__Description of the task__: Read through the entries below and return each line with the word "library".

━━━━━ Data for this task ━━━━━

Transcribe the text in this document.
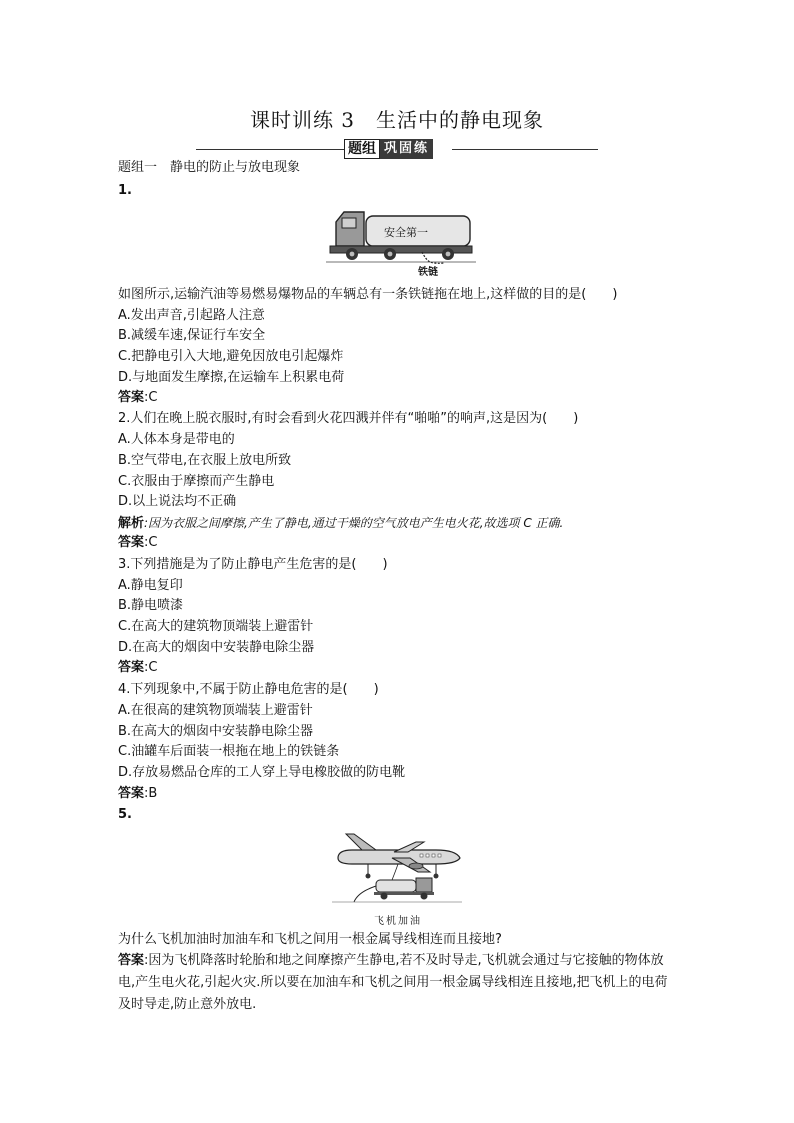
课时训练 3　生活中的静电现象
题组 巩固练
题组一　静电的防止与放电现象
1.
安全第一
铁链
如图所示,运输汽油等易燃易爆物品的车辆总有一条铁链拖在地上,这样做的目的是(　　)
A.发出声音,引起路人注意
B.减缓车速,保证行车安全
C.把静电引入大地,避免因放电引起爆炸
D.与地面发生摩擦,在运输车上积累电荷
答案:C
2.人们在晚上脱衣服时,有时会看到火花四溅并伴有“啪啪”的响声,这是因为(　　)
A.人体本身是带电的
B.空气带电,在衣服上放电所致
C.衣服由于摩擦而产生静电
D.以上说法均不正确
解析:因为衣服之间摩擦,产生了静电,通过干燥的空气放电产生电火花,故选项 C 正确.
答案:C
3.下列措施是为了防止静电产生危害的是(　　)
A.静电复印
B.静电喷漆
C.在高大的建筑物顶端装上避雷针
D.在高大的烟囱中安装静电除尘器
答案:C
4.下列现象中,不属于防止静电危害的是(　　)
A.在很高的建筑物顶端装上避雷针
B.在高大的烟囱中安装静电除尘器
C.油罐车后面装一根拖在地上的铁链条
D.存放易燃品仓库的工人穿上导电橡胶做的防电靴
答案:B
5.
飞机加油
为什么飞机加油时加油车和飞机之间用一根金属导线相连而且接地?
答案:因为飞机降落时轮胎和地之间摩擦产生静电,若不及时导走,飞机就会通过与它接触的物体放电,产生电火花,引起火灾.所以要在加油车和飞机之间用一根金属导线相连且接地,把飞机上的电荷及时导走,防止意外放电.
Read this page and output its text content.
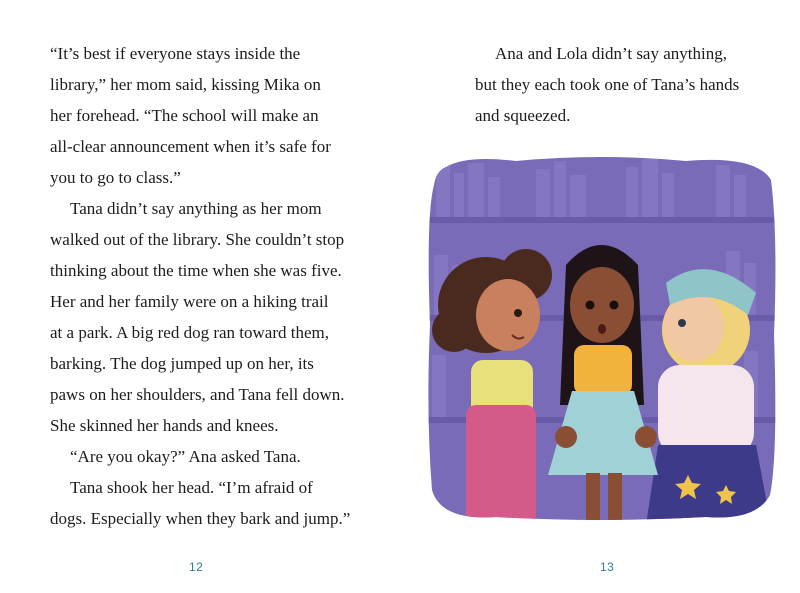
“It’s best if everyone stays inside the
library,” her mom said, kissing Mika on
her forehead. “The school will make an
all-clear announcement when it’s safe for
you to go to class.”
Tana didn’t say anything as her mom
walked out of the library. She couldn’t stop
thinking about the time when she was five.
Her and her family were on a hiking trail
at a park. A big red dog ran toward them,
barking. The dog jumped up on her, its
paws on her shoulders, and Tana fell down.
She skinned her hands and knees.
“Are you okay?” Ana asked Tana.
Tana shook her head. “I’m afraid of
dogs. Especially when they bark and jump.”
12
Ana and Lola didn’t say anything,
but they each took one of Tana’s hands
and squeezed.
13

━━━━━
━━━━━ Data for this task ━━━━━

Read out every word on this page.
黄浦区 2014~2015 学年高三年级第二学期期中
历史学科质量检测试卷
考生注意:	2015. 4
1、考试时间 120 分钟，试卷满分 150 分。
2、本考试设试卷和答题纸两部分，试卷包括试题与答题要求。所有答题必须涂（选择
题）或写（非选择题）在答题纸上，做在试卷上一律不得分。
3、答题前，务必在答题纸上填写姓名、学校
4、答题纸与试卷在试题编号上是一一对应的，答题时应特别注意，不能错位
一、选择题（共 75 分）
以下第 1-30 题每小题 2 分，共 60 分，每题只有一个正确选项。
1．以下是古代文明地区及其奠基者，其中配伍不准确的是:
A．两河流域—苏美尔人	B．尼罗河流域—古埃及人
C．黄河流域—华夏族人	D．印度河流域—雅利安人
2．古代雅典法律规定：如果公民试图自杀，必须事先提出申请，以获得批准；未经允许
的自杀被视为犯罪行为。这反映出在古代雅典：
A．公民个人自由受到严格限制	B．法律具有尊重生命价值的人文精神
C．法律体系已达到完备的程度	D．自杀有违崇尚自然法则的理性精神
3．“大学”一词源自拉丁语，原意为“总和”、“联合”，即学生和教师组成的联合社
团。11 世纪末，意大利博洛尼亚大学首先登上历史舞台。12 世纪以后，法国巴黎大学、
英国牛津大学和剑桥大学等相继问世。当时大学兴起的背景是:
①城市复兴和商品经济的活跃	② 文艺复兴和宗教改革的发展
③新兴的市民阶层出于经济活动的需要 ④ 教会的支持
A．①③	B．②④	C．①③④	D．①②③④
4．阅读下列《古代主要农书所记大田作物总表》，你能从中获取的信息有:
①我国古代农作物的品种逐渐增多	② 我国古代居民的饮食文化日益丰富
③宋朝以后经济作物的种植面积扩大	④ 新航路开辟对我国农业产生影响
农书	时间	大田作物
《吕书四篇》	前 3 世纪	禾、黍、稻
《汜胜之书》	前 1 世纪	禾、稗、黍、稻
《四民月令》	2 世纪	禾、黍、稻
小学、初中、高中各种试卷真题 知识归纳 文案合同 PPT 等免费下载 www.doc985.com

━━━━━
━━━━━ Data for this task ━━━━━

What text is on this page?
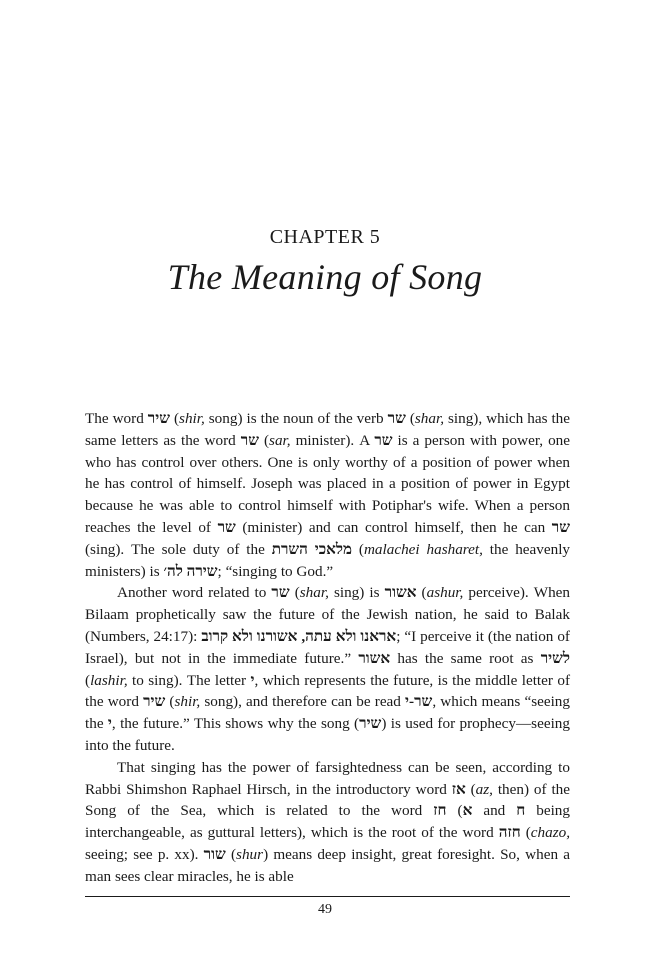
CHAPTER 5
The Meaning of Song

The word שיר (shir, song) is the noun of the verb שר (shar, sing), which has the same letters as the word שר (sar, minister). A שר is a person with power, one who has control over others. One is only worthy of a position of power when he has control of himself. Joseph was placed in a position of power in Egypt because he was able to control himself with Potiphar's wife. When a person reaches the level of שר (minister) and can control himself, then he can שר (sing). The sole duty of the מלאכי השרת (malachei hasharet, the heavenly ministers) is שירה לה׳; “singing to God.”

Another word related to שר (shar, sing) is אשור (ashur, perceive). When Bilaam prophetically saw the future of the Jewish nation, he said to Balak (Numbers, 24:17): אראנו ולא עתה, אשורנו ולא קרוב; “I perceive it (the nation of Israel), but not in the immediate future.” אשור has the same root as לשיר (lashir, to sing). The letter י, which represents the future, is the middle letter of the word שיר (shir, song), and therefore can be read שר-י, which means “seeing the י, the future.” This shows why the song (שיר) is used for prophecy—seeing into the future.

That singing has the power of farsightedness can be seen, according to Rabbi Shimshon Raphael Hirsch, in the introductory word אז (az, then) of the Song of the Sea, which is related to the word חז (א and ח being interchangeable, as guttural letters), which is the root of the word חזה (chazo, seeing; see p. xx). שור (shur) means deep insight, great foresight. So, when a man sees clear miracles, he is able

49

━━━━━

__Exercise answer__:
library,” her mom said, kissing Mika on
walked out of the library. She couldn’t stop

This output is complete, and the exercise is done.